(Your instructions): Turn the lines of every item below into a numbered list, skipping blank lines and leaving out the pictures.

▼

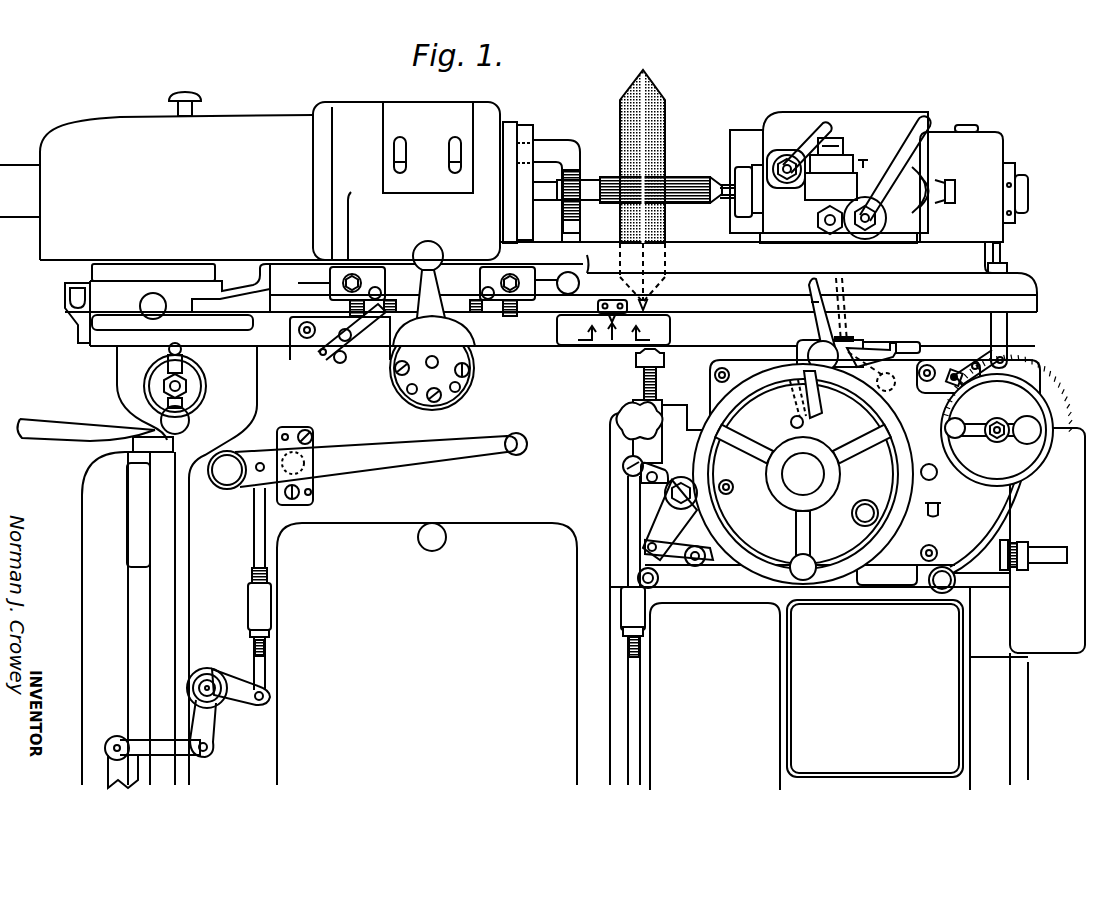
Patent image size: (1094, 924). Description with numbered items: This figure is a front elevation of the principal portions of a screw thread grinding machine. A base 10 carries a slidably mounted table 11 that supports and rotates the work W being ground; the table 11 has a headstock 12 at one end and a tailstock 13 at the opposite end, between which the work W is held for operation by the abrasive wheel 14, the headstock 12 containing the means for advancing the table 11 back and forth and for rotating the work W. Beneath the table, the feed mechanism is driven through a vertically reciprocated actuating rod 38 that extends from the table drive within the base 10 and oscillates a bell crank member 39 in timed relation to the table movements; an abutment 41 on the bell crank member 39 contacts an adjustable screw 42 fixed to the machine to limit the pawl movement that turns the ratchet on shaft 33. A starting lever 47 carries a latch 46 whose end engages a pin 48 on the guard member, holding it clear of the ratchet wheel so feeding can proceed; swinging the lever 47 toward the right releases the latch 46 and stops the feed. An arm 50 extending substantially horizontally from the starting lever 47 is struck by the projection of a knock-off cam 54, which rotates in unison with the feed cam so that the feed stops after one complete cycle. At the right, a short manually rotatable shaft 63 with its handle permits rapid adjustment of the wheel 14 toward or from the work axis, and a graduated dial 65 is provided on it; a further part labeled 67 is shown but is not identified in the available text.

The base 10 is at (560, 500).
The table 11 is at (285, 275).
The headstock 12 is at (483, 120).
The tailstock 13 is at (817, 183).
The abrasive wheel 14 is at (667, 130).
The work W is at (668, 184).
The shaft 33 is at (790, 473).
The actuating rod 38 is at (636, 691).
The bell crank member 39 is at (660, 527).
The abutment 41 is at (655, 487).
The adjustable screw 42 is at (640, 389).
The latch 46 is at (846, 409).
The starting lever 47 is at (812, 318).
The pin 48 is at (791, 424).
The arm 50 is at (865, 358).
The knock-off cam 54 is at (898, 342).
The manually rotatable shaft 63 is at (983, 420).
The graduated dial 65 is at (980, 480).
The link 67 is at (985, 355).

▲

(Written answer):
1. Patent image size: (1094, 924). Description with numbered items: This figure is a front elevation of the principal portions of a screw thread grinding machine. A base 10 carries a slidably mounted table 11 that supports and rotates the work W being ground; the table 11 has a headstock 12 at one end and a tailstock 13 at the opposite end, between which the work W is held for operation by the abrasive wheel 14, the headstock 12 containing the means for advancing the table 11 back and forth and for rotating the work W. Beneath the table, the feed mechanism is driven through a vertically reciprocated actuating rod 38 that extends from the table drive within the base 10 and oscillates a bell crank member 39 in timed relation to the table movements; an abutment 41 on the bell crank member 39 contacts an adjustable screw 42 fixed to the machine to limit the pawl movement that turns the ratchet on shaft 33. A starting lever 47 carries a latch 46 whose end engages a pin 48 on the guard member, holding it clear of the ratchet wheel so feeding can proceed; swinging the lever 47 toward the right releases the latch 46 and stops the feed. An arm 50 extending substantially horizontally from the starting lever 47 is struck by the projection of a knock-off cam 54, which rotates in unison with the feed cam so that the feed stops after one complete cycle. At the right, a short manually rotatable shaft 63 with its handle permits rapid adjustment of the wheel 14 toward or from the work axis, and a graduated dial 65 is provided on it; a further part labeled 67 is shown but is not identified in the available text.
2. The base 10 is at (560, 500).
3. The table 11 is at (285, 275).
4. The headstock 12 is at (483, 120).
5. The tailstock 13 is at (817, 183).
6. The abrasive wheel 14 is at (667, 130).
7. The work W is at (668, 184).
8. The shaft 33 is at (790, 473).
9. The actuating rod 38 is at (636, 691).
10. The bell crank member 39 is at (660, 527).
11. The abutment 41 is at (655, 487).
12. The adjustable screw 42 is at (640, 389).
13. The latch 46 is at (846, 409).
14. The starting lever 47 is at (812, 318).
15. The pin 48 is at (791, 424).
16. The arm 50 is at (865, 358).
17. The knock-off cam 54 is at (898, 342).
18. The manually rotatable shaft 63 is at (983, 420).
19. The graduated dial 65 is at (980, 480).
20. The link 67 is at (985, 355).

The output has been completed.